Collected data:

# # #

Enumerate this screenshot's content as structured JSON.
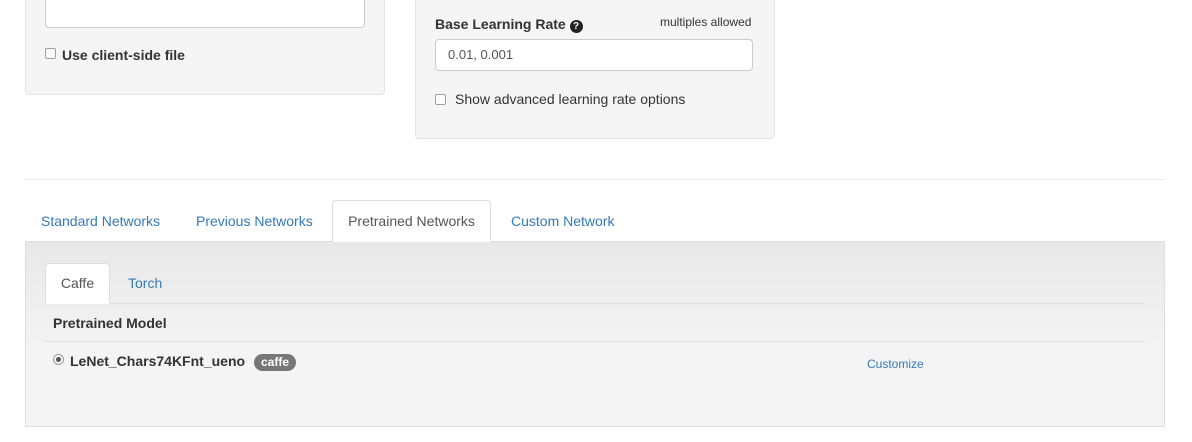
{
  "data_source": {
    "use_client_side_label": "Use client-side file"
  },
  "solver": {
    "lr_label": "Base Learning Rate",
    "lr_hint": "multiples allowed",
    "lr_value": "0.01, 0.001",
    "advanced_label": "Show advanced learning rate options"
  },
  "network_tabs": {
    "standard": "Standard Networks",
    "previous": "Previous Networks",
    "pretrained": "Pretrained Networks",
    "custom": "Custom Network"
  },
  "framework_tabs": {
    "caffe": "Caffe",
    "torch": "Torch"
  },
  "table": {
    "header": "Pretrained Model",
    "rows": [
      {
        "name": "LeNet_Chars74KFnt_ueno",
        "badge": "caffe",
        "action": "Customize",
        "selected": true
      }
    ]
  },
  "icons": {
    "help": "question-circle-icon"
  }
}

# # #

■ To be done ■
Each entry shown above must be quoted exactly, with its pictures left out.

■ The response ■
Enumerate this screenshot's content as structured JSON.
{
  "data_source": {
    "use_client_side_label": "Use client-side file"
  },
  "solver": {
    "lr_label": "Base Learning Rate",
    "lr_hint": "multiples allowed",
    "lr_value": "0.01, 0.001",
    "advanced_label": "Show advanced learning rate options"
  },
  "network_tabs": {
    "standard": "Standard Networks",
    "previous": "Previous Networks",
    "pretrained": "Pretrained Networks",
    "custom": "Custom Network"
  },
  "framework_tabs": {
    "caffe": "Caffe",
    "torch": "Torch"
  },
  "table": {
    "header": "Pretrained Model",
    "rows": [
      {
        "name": "LeNet_Chars74KFnt_ueno",
        "badge": "caffe",
        "action": "Customize",
        "selected": true
      }
    ]
  },
  "icons": {
    "help": "question-circle-icon"
  }
}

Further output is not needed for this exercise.